Data records
====
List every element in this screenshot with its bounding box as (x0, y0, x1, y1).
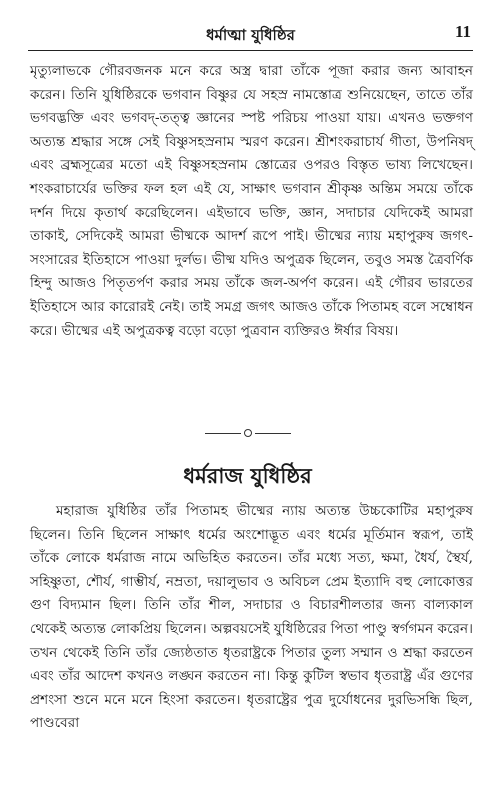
divider-circle-icon (244, 429, 252, 437)
running-title: ধর্মাত্মা যুধিষ্ঠির (206, 26, 295, 44)
section-divider (0, 427, 495, 439)
divider-line-right (255, 433, 291, 434)
section-paragraph: মহারাজ যুধিষ্ঠির তাঁর পিতামহ ভীষ্মের ন্যায় অত্যন্ত উচ্চকোটির মহাপুরুষ ছিলেন। তিনি ছিলেন সাক্ষাৎ ধর্মের অংশোদ্ভূত এবং ধর্মের মূর্তিমান স্বরূপ, তাই তাঁকে লোকে ধর্মরাজ নামে অভিহিত করতেন। তাঁর মধ্যে সত্য, ক্ষমা, ধৈর্য, স্থৈর্য, সহিষ্ণুতা, শৌর্য, গাম্ভীর্য, নম্রতা, দয়ালুভাব ও অবিচল প্রেম ইত্যাদি বহু লোকোত্তর গুণ বিদ্যমান ছিল। তিনি তাঁর শীল, সদাচার ও বিচারশীলতার জন্য বাল্যকাল থেকেই অত্যন্ত লোকপ্রিয় ছিলেন। অল্পবয়সেই যুধিষ্ঠিরের পিতা পাণ্ডু স্বর্গগমন করেন। তখন থেকেই তিনি তাঁর জ্যেষ্ঠতাত ধৃতরাষ্ট্রকে পিতার তুল্য সম্মান ও শ্রদ্ধা করতেন এবং তাঁর আদেশ কখনও লঙ্ঘন করতেন না। কিন্তু কুটিল স্বভাব ধৃতরাষ্ট্র এঁর গুণের প্রশংসা শুনে মনে মনে হিংসা করতেন। ধৃতরাষ্ট্রের পুত্র দুর্যোধনের দুরভিসন্ধি ছিল, পাণ্ডবেরা (30, 503, 473, 732)
page-header (28, 20, 473, 51)
section-title: ধর্মরাজ যুধিষ্ঠির (183, 464, 312, 488)
page-number: 11 (454, 22, 471, 41)
passage-paragraph: মৃত্যুলাভকে গৌরবজনক মনে করে অস্ত্র দ্বারা তাঁকে পূজা করার জন্য আবাহন করেন। তিনি যুধিষ্ঠিরকে ভগবান বিষ্ণুর যে সহস্র নামস্তোত্র শুনিয়েছেন, তাতে তাঁর ভগবদ্ভক্তি এবং ভগবদ্‌-তত্ত্ব জ্ঞানের স্পষ্ট পরিচয় পাওয়া যায়। এখনও ভক্তগণ অত্যন্ত শ্রদ্ধার সঙ্গে সেই বিষ্ণুসহস্রনাম স্মরণ করেন। শ্রীশংকরাচার্য গীতা, উপনিষদ্‌ এবং ব্রহ্মসূত্রের মতো এই বিষ্ণুসহস্রনাম স্তোত্রের ওপরও বিস্তৃত ভাষ্য লিখেছেন। শংকরাচার্যের ভক্তির ফল হল এই যে, সাক্ষাৎ ভগবান শ্রীকৃষ্ণ অন্তিম সময়ে তাঁকে দর্শন দিয়ে কৃতার্থ করেছিলেন। এইভাবে ভক্তি, জ্ঞান, সদাচার যেদিকেই আমরা তাকাই, সেদিকেই আমরা ভীষ্মকে আদর্শ রূপে পাই। ভীষ্মের ন্যায় মহাপুরুষ জগৎ-সংসারের ইতিহাসে পাওয়া দুর্লভ। ভীষ্ম যদিও অপুত্রক ছিলেন, তবুও সমস্ত ত্রৈবর্ণিক হিন্দু আজও পিতৃতর্পণ করার সময় তাঁকে জল-অর্পণ করেন। এই গৌরব ভারতের ইতিহাসে আর কারোরই নেই। তাই সমগ্র জগৎ আজও তাঁকে পিতামহ বলে সম্বোধন করে। ভীষ্মের এই অপুত্রকত্ব বড়ো বড়ো পুত্রবান ব্যক্তিরও ঈর্ষার বিষয়। (30, 63, 473, 339)
section-block (30, 500, 473, 736)
passage-block (30, 60, 473, 343)
divider-line-left (205, 433, 241, 434)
====
= Exercise requirements =
Render each line of the data above as an item in a numbered list, skipping blank lines and leaving out the picture.

= Result below =
1. List every element in this screenshot with its bounding box as (x0, y0, x1, y1).
2. divider-circle-icon (244, 429, 252, 437)
3. running-title: ধর্মাত্মা যুধিষ্ঠির (206, 26, 295, 44)
4. section-divider (0, 427, 495, 439)
5. divider-line-right (255, 433, 291, 434)
6. section-paragraph: মহারাজ যুধিষ্ঠির তাঁর পিতামহ ভীষ্মের ন্যায় অত্যন্ত উচ্চকোটির মহাপুরুষ ছিলেন। তিনি ছিলেন সাক্ষাৎ ধর্মের অংশোদ্ভূত এবং ধর্মের মূর্তিমান স্বরূপ, তাই তাঁকে লোকে ধর্মরাজ নামে অভিহিত করতেন। তাঁর মধ্যে সত্য, ক্ষমা, ধৈর্য, স্থৈর্য, সহিষ্ণুতা, শৌর্য, গাম্ভীর্য, নম্রতা, দয়ালুভাব ও অবিচল প্রেম ইত্যাদি বহু লোকোত্তর গুণ বিদ্যমান ছিল। তিনি তাঁর শীল, সদাচার ও বিচারশীলতার জন্য বাল্যকাল থেকেই অত্যন্ত লোকপ্রিয় ছিলেন। অল্পবয়সেই যুধিষ্ঠিরের পিতা পাণ্ডু স্বর্গগমন করেন। তখন থেকেই তিনি তাঁর জ্যেষ্ঠতাত ধৃতরাষ্ট্রকে পিতার তুল্য সম্মান ও শ্রদ্ধা করতেন এবং তাঁর আদেশ কখনও লঙ্ঘন করতেন না। কিন্তু কুটিল স্বভাব ধৃতরাষ্ট্র এঁর গুণের প্রশংসা শুনে মনে মনে হিংসা করতেন। ধৃতরাষ্ট্রের পুত্র দুর্যোধনের দুরভিসন্ধি ছিল, পাণ্ডবেরা (30, 503, 473, 732)
7. page-header (28, 20, 473, 51)
8. section-title: ধর্মরাজ যুধিষ্ঠির (183, 464, 312, 488)
9. page-number: 11 (454, 22, 471, 41)
10. passage-paragraph: মৃত্যুলাভকে গৌরবজনক মনে করে অস্ত্র দ্বারা তাঁকে পূজা করার জন্য আবাহন করেন। তিনি যুধিষ্ঠিরকে ভগবান বিষ্ণুর যে সহস্র নামস্তোত্র শুনিয়েছেন, তাতে তাঁর ভগবদ্ভক্তি এবং ভগবদ্‌-তত্ত্ব জ্ঞানের স্পষ্ট পরিচয় পাওয়া যায়। এখনও ভক্তগণ অত্যন্ত শ্রদ্ধার সঙ্গে সেই বিষ্ণুসহস্রনাম স্মরণ করেন। শ্রীশংকরাচার্য গীতা, উপনিষদ্‌ এবং ব্রহ্মসূত্রের মতো এই বিষ্ণুসহস্রনাম স্তোত্রের ওপরও বিস্তৃত ভাষ্য লিখেছেন। শংকরাচার্যের ভক্তির ফল হল এই যে, সাক্ষাৎ ভগবান শ্রীকৃষ্ণ অন্তিম সময়ে তাঁকে দর্শন দিয়ে কৃতার্থ করেছিলেন। এইভাবে ভক্তি, জ্ঞান, সদাচার যেদিকেই আমরা তাকাই, সেদিকেই আমরা ভীষ্মকে আদর্শ রূপে পাই। ভীষ্মের ন্যায় মহাপুরুষ জগৎ-সংসারের ইতিহাসে পাওয়া দুর্লভ। ভীষ্ম যদিও অপুত্রক ছিলেন, তবুও সমস্ত ত্রৈবর্ণিক হিন্দু আজও পিতৃতর্পণ করার সময় তাঁকে জল-অর্পণ করেন। এই গৌরব ভারতের ইতিহাসে আর কারোরই নেই। তাই সমগ্র জগৎ আজও তাঁকে পিতামহ বলে সম্বোধন করে। ভীষ্মের এই অপুত্রকত্ব বড়ো বড়ো পুত্রবান ব্যক্তিরও ঈর্ষার বিষয়। (30, 63, 473, 339)
11. section-block (30, 500, 473, 736)
12. passage-block (30, 60, 473, 343)
13. divider-line-left (205, 433, 241, 434)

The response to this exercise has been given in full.